BEGIN

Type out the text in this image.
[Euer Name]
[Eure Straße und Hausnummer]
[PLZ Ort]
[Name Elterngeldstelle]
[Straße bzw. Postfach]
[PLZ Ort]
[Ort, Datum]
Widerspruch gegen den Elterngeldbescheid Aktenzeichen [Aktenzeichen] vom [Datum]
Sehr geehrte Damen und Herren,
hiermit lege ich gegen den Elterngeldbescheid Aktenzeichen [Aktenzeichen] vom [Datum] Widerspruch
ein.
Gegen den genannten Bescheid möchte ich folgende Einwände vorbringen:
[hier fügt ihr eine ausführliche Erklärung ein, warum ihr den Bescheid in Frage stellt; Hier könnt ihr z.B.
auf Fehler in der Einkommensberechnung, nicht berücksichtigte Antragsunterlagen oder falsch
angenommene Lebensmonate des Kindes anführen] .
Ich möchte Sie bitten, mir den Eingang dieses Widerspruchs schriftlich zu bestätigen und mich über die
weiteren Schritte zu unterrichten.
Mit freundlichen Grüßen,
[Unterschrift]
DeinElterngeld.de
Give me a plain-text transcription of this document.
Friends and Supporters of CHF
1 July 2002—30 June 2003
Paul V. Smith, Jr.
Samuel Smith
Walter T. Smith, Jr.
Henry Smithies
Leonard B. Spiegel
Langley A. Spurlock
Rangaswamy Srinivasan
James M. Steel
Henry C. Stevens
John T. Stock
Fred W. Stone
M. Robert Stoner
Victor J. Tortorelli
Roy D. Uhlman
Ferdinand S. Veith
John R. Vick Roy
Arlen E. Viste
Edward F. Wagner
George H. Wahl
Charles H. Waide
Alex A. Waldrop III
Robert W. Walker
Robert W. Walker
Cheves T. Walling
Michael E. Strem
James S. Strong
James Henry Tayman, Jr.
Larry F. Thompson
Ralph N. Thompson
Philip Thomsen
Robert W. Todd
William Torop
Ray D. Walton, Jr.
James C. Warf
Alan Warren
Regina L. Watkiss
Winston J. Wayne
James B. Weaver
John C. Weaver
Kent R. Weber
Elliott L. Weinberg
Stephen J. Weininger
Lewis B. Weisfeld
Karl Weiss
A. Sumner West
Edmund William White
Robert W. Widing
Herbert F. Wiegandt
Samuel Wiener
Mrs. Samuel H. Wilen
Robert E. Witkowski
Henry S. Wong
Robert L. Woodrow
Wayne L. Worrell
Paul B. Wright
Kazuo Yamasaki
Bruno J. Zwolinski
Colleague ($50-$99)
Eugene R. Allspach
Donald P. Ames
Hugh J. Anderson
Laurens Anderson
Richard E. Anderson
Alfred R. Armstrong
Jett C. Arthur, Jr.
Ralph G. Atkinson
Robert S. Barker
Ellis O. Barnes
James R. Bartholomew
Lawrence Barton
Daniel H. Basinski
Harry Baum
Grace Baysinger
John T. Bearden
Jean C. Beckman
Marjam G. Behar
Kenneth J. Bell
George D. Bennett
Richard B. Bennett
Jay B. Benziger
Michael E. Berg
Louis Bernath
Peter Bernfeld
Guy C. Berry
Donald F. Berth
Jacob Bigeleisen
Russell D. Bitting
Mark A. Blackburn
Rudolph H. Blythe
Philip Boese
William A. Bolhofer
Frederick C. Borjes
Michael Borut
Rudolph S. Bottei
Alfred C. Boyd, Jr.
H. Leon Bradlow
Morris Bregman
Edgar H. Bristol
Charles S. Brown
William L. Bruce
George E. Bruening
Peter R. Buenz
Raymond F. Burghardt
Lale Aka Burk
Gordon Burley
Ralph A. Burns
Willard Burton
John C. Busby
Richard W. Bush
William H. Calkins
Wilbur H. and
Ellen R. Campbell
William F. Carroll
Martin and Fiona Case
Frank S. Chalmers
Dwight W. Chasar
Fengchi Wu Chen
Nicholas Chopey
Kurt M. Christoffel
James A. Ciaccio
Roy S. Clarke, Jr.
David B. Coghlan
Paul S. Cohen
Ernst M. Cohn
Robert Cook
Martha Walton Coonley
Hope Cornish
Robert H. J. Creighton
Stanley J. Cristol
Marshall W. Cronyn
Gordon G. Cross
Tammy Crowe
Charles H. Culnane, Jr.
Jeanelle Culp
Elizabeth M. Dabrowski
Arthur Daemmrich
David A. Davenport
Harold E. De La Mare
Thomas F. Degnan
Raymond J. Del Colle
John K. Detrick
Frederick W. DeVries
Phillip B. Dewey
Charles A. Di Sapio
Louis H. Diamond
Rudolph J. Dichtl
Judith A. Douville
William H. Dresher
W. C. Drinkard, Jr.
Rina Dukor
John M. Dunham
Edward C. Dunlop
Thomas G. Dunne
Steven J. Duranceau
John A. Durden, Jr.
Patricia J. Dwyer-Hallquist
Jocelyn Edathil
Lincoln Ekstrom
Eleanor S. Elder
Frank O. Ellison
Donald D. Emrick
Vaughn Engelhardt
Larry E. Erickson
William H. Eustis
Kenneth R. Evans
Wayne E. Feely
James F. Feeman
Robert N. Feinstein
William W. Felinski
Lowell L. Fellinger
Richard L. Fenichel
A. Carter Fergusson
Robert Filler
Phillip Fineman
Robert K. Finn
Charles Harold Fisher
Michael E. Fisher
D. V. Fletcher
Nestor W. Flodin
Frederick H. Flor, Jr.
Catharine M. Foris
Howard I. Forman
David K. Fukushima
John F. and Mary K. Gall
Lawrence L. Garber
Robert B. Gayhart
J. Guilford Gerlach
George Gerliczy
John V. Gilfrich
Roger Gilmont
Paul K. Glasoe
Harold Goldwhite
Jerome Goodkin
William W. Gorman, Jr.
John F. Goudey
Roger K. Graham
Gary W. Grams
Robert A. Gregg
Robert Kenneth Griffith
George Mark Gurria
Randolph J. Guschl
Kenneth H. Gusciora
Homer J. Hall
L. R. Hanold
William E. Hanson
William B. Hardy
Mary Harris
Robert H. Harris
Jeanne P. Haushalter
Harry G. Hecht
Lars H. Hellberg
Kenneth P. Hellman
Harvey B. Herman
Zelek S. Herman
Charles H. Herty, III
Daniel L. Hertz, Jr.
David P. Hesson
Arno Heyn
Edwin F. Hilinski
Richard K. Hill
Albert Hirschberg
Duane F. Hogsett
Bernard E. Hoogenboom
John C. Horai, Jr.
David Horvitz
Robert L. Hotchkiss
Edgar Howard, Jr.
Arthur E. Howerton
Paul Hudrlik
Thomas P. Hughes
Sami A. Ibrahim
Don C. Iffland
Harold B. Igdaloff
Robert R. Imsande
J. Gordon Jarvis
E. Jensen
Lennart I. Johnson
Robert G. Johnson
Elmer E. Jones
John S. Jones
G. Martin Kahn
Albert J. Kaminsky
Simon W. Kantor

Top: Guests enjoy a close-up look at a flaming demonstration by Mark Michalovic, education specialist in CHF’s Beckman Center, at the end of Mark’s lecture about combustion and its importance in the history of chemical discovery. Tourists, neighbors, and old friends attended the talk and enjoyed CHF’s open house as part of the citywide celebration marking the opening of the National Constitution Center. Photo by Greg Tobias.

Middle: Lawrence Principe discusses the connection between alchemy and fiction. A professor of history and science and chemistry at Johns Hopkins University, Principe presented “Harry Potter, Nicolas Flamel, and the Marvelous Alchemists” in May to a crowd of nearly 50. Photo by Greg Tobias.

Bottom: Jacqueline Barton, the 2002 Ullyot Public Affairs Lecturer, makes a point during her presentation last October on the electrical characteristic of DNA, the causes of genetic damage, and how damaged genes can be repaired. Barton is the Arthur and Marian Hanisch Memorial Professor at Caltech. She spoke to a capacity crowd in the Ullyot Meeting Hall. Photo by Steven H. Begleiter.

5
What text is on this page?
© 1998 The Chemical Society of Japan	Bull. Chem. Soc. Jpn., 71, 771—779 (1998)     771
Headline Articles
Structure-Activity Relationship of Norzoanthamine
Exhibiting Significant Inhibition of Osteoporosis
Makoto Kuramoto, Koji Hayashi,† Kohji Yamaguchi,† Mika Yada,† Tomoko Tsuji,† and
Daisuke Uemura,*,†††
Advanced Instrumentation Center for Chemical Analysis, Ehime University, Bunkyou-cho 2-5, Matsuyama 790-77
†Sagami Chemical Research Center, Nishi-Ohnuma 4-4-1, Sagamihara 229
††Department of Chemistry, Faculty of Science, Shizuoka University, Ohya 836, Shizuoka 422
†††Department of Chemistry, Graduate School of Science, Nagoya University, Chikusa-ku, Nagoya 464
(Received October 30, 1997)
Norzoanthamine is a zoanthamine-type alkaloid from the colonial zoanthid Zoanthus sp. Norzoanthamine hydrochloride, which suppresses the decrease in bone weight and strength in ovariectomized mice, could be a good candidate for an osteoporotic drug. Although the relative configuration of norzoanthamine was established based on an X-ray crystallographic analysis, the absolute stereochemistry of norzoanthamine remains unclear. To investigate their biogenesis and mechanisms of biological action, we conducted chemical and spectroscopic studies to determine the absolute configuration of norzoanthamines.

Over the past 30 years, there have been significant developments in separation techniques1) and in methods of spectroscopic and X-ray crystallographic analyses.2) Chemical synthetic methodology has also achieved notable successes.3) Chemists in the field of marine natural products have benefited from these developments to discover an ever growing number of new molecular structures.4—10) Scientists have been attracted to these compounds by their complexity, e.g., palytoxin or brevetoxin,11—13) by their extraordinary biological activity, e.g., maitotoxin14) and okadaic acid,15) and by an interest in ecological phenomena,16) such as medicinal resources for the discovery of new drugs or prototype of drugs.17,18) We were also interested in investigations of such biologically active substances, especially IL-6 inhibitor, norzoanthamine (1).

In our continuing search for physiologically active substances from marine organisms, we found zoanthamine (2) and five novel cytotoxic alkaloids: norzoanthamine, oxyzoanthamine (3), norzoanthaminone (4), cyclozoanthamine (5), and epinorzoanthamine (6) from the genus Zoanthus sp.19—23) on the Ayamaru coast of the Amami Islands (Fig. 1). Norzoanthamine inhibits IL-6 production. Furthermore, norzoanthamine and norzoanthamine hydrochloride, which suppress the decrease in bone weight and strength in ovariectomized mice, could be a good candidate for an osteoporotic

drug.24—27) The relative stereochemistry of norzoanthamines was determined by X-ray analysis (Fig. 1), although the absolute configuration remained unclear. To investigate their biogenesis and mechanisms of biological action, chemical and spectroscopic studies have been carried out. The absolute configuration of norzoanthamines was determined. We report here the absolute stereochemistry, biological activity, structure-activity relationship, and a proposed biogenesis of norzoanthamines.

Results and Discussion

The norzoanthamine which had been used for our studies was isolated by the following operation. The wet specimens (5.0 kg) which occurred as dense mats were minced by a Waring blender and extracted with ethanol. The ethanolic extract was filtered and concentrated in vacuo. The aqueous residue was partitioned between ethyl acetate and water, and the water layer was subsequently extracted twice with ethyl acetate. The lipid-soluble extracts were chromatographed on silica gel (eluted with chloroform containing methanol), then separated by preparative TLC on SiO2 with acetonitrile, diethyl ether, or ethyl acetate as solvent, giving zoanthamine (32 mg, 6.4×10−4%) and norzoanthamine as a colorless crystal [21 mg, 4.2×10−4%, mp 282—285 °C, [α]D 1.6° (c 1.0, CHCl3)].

END

Scan the material for "Frederick" and copy the lines that hold it.

Frederick C. Borjes
Frederick W. DeVries
Frederick H. Flor, Jr.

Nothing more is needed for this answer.